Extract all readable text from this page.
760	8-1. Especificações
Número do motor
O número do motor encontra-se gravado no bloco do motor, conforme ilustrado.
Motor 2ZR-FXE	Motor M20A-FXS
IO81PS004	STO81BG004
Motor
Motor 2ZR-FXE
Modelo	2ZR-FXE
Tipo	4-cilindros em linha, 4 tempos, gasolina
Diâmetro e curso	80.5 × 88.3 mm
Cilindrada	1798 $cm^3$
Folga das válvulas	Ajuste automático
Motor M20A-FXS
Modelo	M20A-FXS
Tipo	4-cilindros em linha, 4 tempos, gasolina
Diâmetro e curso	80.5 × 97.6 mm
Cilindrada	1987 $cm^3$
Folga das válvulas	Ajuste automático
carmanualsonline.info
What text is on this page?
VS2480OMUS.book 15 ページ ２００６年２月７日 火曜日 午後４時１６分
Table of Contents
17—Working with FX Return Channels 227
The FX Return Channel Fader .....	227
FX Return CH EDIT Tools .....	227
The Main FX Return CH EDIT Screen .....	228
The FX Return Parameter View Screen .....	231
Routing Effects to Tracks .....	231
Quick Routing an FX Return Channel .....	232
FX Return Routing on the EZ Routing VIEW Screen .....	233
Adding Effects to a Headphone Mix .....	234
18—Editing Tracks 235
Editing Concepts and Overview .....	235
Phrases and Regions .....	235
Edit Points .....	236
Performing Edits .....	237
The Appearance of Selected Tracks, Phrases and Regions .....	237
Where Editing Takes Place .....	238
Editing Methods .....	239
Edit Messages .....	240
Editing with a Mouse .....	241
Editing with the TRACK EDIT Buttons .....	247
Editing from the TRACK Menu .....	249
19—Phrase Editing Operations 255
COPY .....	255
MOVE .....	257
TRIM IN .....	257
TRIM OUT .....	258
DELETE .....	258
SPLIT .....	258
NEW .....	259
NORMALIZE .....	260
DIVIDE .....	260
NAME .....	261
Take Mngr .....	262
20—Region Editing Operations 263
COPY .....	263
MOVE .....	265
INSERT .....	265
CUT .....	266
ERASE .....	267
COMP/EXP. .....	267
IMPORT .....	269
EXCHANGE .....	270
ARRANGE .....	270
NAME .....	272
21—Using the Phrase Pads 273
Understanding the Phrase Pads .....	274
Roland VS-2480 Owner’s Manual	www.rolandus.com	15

+++

Stated goal. Reproduce the material above without altering a single character.

Exercise result.
Extract all readable text from this page.
760	8-1. Especificações
Número do motor
O número do motor encontra-se gravado no bloco do motor, conforme ilustrado.
Motor 2ZR-FXE	Motor M20A-FXS
IO81PS004	STO81BG004
Motor
Motor 2ZR-FXE
Modelo	2ZR-FXE
Tipo	4-cilindros em linha, 4 tempos, gasolina
Diâmetro e curso	80.5 × 88.3 mm
Cilindrada	1798 $cm^3$
Folga das válvulas	Ajuste automático
Motor M20A-FXS
Modelo	M20A-FXS
Tipo	4-cilindros em linha, 4 tempos, gasolina
Diâmetro e curso	80.5 × 97.6 mm
Cilindrada	1987 $cm^3$
Folga das válvulas	Ajuste automático
carmanualsonline.info
What text is on this page?
VS2480OMUS.book 15 ページ ２００６年２月７日 火曜日 午後４時１６分
Table of Contents
17—Working with FX Return Channels 227
The FX Return Channel Fader .....	227
FX Return CH EDIT Tools .....	227
The Main FX Return CH EDIT Screen .....	228
The FX Return Parameter View Screen .....	231
Routing Effects to Tracks .....	231
Quick Routing an FX Return Channel .....	232
FX Return Routing on the EZ Routing VIEW Screen .....	233
Adding Effects to a Headphone Mix .....	234
18—Editing Tracks 235
Editing Concepts and Overview .....	235
Phrases and Regions .....	235
Edit Points .....	236
Performing Edits .....	237
The Appearance of Selected Tracks, Phrases and Regions .....	237
Where Editing Takes Place .....	238
Editing Methods .....	239
Edit Messages .....	240
Editing with a Mouse .....	241
Editing with the TRACK EDIT Buttons .....	247
Editing from the TRACK Menu .....	249
19—Phrase Editing Operations 255
COPY .....	255
MOVE .....	257
TRIM IN .....	257
TRIM OUT .....	258
DELETE .....	258
SPLIT .....	258
NEW .....	259
NORMALIZE .....	260
DIVIDE .....	260
NAME .....	261
Take Mngr .....	262
20—Region Editing Operations 263
COPY .....	263
MOVE .....	265
INSERT .....	265
CUT .....	266
ERASE .....	267
COMP/EXP. .....	267
IMPORT .....	269
EXCHANGE .....	270
ARRANGE .....	270
NAME .....	272
21—Using the Phrase Pads 273
Understanding the Phrase Pads .....	274
Roland VS-2480 Owner’s Manual	www.rolandus.com	15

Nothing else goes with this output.